(Dataset entries)
• • • • • • •

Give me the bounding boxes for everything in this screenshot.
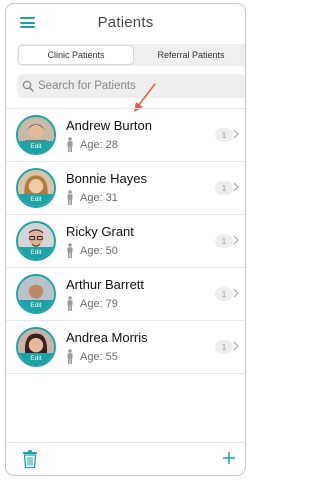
- app-frame: Patients Clinic Patients Referral Patien…: [5, 3, 246, 476]
- hamburger-menu-icon[interactable]: [20, 17, 35, 28]
- edit-avatar-button[interactable]: Edit: [18, 247, 54, 259]
- trash-icon[interactable]: [22, 450, 38, 468]
- chevron-right-icon[interactable]: [233, 235, 239, 245]
- count-badge: 1: [215, 340, 233, 354]
- list-item[interactable]: Edit Ricky Grant Age: 50 1: [6, 215, 245, 268]
- patient-age: Age: 79: [66, 296, 118, 311]
- person-icon: [67, 190, 73, 205]
- person-icon: [67, 137, 73, 152]
- avatar[interactable]: Edit: [16, 115, 56, 155]
- avatar[interactable]: Edit: [16, 327, 56, 367]
- count-badge: 1: [215, 234, 233, 248]
- person-icon: [67, 243, 73, 258]
- page-title: Patients: [97, 13, 154, 31]
- patient-age: Age: 50: [66, 243, 118, 258]
- avatar[interactable]: Edit: [16, 168, 56, 208]
- age-label: Age: 31: [80, 191, 118, 204]
- patient-name: Andrea Morris: [66, 330, 148, 345]
- avatar[interactable]: Edit: [16, 274, 56, 314]
- edit-avatar-button[interactable]: Edit: [18, 141, 54, 153]
- plus-icon[interactable]: [222, 451, 236, 465]
- edit-avatar-button[interactable]: Edit: [18, 194, 54, 206]
- patient-age: Age: 28: [66, 137, 118, 152]
- header: Patients: [6, 4, 245, 40]
- list-item[interactable]: Edit Andrew Burton Age: 28 1: [6, 109, 245, 162]
- patient-name: Bonnie Hayes: [66, 171, 147, 186]
- person-icon: [67, 349, 73, 364]
- list-item[interactable]: Edit Andrea Morris Age: 55 1: [6, 321, 245, 374]
- patient-name: Ricky Grant: [66, 224, 134, 239]
- age-label: Age: 50: [80, 244, 118, 257]
- edit-avatar-button[interactable]: Edit: [18, 300, 54, 312]
- patient-name: Andrew Burton: [66, 118, 152, 133]
- tab-clinic-patients[interactable]: Clinic Patients: [18, 45, 134, 65]
- patient-age: Age: 31: [66, 190, 118, 205]
- bottom-toolbar: [6, 442, 245, 475]
- person-icon: [67, 296, 73, 311]
- chevron-right-icon[interactable]: [233, 288, 239, 298]
- chevron-right-icon[interactable]: [233, 182, 239, 192]
- chevron-right-icon[interactable]: [233, 129, 239, 139]
- patient-name: Arthur Barrett: [66, 277, 145, 292]
- patient-type-tabs: Clinic Patients Referral Patients: [17, 44, 245, 66]
- edit-avatar-button[interactable]: Edit: [18, 353, 54, 365]
- count-badge: 1: [215, 181, 233, 195]
- avatar[interactable]: Edit: [16, 221, 56, 261]
- count-badge: 1: [215, 287, 233, 301]
- count-badge: 1: [215, 128, 233, 142]
- search-icon: [22, 80, 34, 92]
- age-label: Age: 28: [80, 138, 118, 151]
- tab-referral-patients[interactable]: Referral Patients: [134, 45, 245, 65]
- chevron-right-icon[interactable]: [233, 341, 239, 351]
- patient-age: Age: 55: [66, 349, 118, 364]
- age-label: Age: 55: [80, 350, 118, 363]
- list-item[interactable]: Edit Bonnie Hayes Age: 31 1: [6, 162, 245, 215]
- patient-list: Edit Andrew Burton Age: 28 1 Edit Bonnie…: [6, 108, 245, 374]
- list-item[interactable]: Edit Arthur Barrett Age: 79 1: [6, 268, 245, 321]
- age-label: Age: 79: [80, 297, 118, 310]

• • • • • • •

» **Work required**: Your answer must be the records exactly as they stand, with no pictures in it.

» **Answer area**:
Give me the bounding boxes for everything in this screenshot.
- app-frame: Patients Clinic Patients Referral Patien…: [5, 3, 246, 476]
- hamburger-menu-icon[interactable]: [20, 17, 35, 28]
- edit-avatar-button[interactable]: Edit: [18, 247, 54, 259]
- trash-icon[interactable]: [22, 450, 38, 468]
- chevron-right-icon[interactable]: [233, 235, 239, 245]
- count-badge: 1: [215, 340, 233, 354]
- list-item[interactable]: Edit Ricky Grant Age: 50 1: [6, 215, 245, 268]
- patient-age: Age: 79: [66, 296, 118, 311]
- person-icon: [67, 190, 73, 205]
- person-icon: [67, 137, 73, 152]
- avatar[interactable]: Edit: [16, 115, 56, 155]
- avatar[interactable]: Edit: [16, 327, 56, 367]
- count-badge: 1: [215, 234, 233, 248]
- person-icon: [67, 243, 73, 258]
- page-title: Patients: [97, 13, 154, 31]
- patient-age: Age: 50: [66, 243, 118, 258]
- avatar[interactable]: Edit: [16, 168, 56, 208]
- age-label: Age: 31: [80, 191, 118, 204]
- patient-name: Andrea Morris: [66, 330, 148, 345]
- avatar[interactable]: Edit: [16, 274, 56, 314]
- edit-avatar-button[interactable]: Edit: [18, 141, 54, 153]
- plus-icon[interactable]: [222, 451, 236, 465]
- edit-avatar-button[interactable]: Edit: [18, 194, 54, 206]
- patient-age: Age: 28: [66, 137, 118, 152]
- header: Patients: [6, 4, 245, 40]
- list-item[interactable]: Edit Andrew Burton Age: 28 1: [6, 109, 245, 162]
- patient-name: Bonnie Hayes: [66, 171, 147, 186]
- person-icon: [67, 349, 73, 364]
- list-item[interactable]: Edit Andrea Morris Age: 55 1: [6, 321, 245, 374]
- patient-name: Ricky Grant: [66, 224, 134, 239]
- age-label: Age: 50: [80, 244, 118, 257]
- edit-avatar-button[interactable]: Edit: [18, 300, 54, 312]
- patient-name: Andrew Burton: [66, 118, 152, 133]
- tab-clinic-patients[interactable]: Clinic Patients: [18, 45, 134, 65]
- patient-age: Age: 31: [66, 190, 118, 205]
- bottom-toolbar: [6, 442, 245, 475]
- person-icon: [67, 296, 73, 311]
- chevron-right-icon[interactable]: [233, 288, 239, 298]
- chevron-right-icon[interactable]: [233, 182, 239, 192]
- chevron-right-icon[interactable]: [233, 129, 239, 139]
- patient-name: Arthur Barrett: [66, 277, 145, 292]
- patient-type-tabs: Clinic Patients Referral Patients: [17, 44, 245, 66]
- edit-avatar-button[interactable]: Edit: [18, 353, 54, 365]
- count-badge: 1: [215, 181, 233, 195]
- avatar[interactable]: Edit: [16, 221, 56, 261]
- count-badge: 1: [215, 287, 233, 301]
- count-badge: 1: [215, 128, 233, 142]
- search-icon: [22, 80, 34, 92]
- age-label: Age: 28: [80, 138, 118, 151]
- tab-referral-patients[interactable]: Referral Patients: [134, 45, 245, 65]
- chevron-right-icon[interactable]: [233, 341, 239, 351]
- patient-age: Age: 55: [66, 349, 118, 364]
- age-label: Age: 55: [80, 350, 118, 363]
- list-item[interactable]: Edit Bonnie Hayes Age: 31 1: [6, 162, 245, 215]
- patient-list: Edit Andrew Burton Age: 28 1 Edit Bonnie…: [6, 108, 245, 374]
- list-item[interactable]: Edit Arthur Barrett Age: 79 1: [6, 268, 245, 321]
- age-label: Age: 79: [80, 297, 118, 310]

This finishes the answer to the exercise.